Task brief =
Return the whole listing exactly as it stands.

╭─ Dataset excerpts

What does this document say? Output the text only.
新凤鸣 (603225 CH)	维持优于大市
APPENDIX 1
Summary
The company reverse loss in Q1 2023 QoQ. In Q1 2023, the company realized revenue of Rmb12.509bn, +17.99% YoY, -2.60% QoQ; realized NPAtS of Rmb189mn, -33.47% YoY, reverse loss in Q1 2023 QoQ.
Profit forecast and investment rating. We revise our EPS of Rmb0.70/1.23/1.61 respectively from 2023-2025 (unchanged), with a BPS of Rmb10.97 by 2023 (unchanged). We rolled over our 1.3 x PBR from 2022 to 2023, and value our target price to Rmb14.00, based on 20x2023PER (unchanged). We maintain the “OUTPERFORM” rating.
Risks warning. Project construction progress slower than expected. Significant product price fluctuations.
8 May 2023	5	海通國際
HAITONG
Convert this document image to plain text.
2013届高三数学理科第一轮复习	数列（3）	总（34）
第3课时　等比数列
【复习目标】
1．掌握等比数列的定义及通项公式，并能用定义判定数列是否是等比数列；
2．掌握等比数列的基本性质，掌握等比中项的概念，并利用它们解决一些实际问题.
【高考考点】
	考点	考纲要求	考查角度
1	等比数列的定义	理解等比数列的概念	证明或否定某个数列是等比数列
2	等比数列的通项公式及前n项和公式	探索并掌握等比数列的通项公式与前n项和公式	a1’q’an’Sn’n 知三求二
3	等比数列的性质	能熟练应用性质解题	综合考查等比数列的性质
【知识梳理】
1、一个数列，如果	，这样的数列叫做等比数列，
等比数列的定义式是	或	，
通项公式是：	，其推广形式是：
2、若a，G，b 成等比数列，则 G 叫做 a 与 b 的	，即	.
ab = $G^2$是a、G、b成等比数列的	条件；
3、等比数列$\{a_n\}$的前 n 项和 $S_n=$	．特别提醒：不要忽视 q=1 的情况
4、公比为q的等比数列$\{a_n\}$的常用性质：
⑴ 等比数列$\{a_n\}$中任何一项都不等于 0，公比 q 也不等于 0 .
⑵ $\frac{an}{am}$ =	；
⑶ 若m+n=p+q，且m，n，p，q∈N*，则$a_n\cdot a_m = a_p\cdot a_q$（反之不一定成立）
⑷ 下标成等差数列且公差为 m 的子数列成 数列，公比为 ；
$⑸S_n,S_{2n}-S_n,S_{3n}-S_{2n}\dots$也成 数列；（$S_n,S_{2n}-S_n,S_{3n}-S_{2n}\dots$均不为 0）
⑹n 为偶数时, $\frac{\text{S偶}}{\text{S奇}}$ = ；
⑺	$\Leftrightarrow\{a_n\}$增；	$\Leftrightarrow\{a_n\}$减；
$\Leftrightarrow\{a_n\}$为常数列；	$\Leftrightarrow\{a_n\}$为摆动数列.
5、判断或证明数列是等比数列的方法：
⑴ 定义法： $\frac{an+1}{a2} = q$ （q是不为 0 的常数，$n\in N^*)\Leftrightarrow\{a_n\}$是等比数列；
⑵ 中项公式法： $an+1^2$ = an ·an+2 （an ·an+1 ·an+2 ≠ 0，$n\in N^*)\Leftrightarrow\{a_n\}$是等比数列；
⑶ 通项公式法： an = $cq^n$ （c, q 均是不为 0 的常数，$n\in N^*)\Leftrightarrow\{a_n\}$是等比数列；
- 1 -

╰─

Result =
What does this document say? Output the text only.
新凤鸣 (603225 CH)	维持优于大市
APPENDIX 1
Summary
The company reverse loss in Q1 2023 QoQ. In Q1 2023, the company realized revenue of Rmb12.509bn, +17.99% YoY, -2.60% QoQ; realized NPAtS of Rmb189mn, -33.47% YoY, reverse loss in Q1 2023 QoQ.
Profit forecast and investment rating. We revise our EPS of Rmb0.70/1.23/1.61 respectively from 2023-2025 (unchanged), with a BPS of Rmb10.97 by 2023 (unchanged). We rolled over our 1.3 x PBR from 2022 to 2023, and value our target price to Rmb14.00, based on 20x2023PER (unchanged). We maintain the “OUTPERFORM” rating.
Risks warning. Project construction progress slower than expected. Significant product price fluctuations.
8 May 2023	5	海通國際
HAITONG
Convert this document image to plain text.
2013届高三数学理科第一轮复习	数列（3）	总（34）
第3课时　等比数列
【复习目标】
1．掌握等比数列的定义及通项公式，并能用定义判定数列是否是等比数列；
2．掌握等比数列的基本性质，掌握等比中项的概念，并利用它们解决一些实际问题.
【高考考点】
	考点	考纲要求	考查角度
1	等比数列的定义	理解等比数列的概念	证明或否定某个数列是等比数列
2	等比数列的通项公式及前n项和公式	探索并掌握等比数列的通项公式与前n项和公式	a1’q’an’Sn’n 知三求二
3	等比数列的性质	能熟练应用性质解题	综合考查等比数列的性质
【知识梳理】
1、一个数列，如果	，这样的数列叫做等比数列，
等比数列的定义式是	或	，
通项公式是：	，其推广形式是：
2、若a，G，b 成等比数列，则 G 叫做 a 与 b 的	，即	.
ab = $G^2$是a、G、b成等比数列的	条件；
3、等比数列$\{a_n\}$的前 n 项和 $S_n=$	．特别提醒：不要忽视 q=1 的情况
4、公比为q的等比数列$\{a_n\}$的常用性质：
⑴ 等比数列$\{a_n\}$中任何一项都不等于 0，公比 q 也不等于 0 .
⑵ $\frac{an}{am}$ =	；
⑶ 若m+n=p+q，且m，n，p，q∈N*，则$a_n\cdot a_m = a_p\cdot a_q$（反之不一定成立）
⑷ 下标成等差数列且公差为 m 的子数列成 数列，公比为 ；
$⑸S_n,S_{2n}-S_n,S_{3n}-S_{2n}\dots$也成 数列；（$S_n,S_{2n}-S_n,S_{3n}-S_{2n}\dots$均不为 0）
⑹n 为偶数时, $\frac{\text{S偶}}{\text{S奇}}$ = ；
⑺	$\Leftrightarrow\{a_n\}$增；	$\Leftrightarrow\{a_n\}$减；
$\Leftrightarrow\{a_n\}$为常数列；	$\Leftrightarrow\{a_n\}$为摆动数列.
5、判断或证明数列是等比数列的方法：
⑴ 定义法： $\frac{an+1}{a2} = q$ （q是不为 0 的常数，$n\in N^*)\Leftrightarrow\{a_n\}$是等比数列；
⑵ 中项公式法： $an+1^2$ = an ·an+2 （an ·an+1 ·an+2 ≠ 0，$n\in N^*)\Leftrightarrow\{a_n\}$是等比数列；
⑶ 通项公式法： an = $cq^n$ （c, q 均是不为 0 的常数，$n\in N^*)\Leftrightarrow\{a_n\}$是等比数列；
- 1 -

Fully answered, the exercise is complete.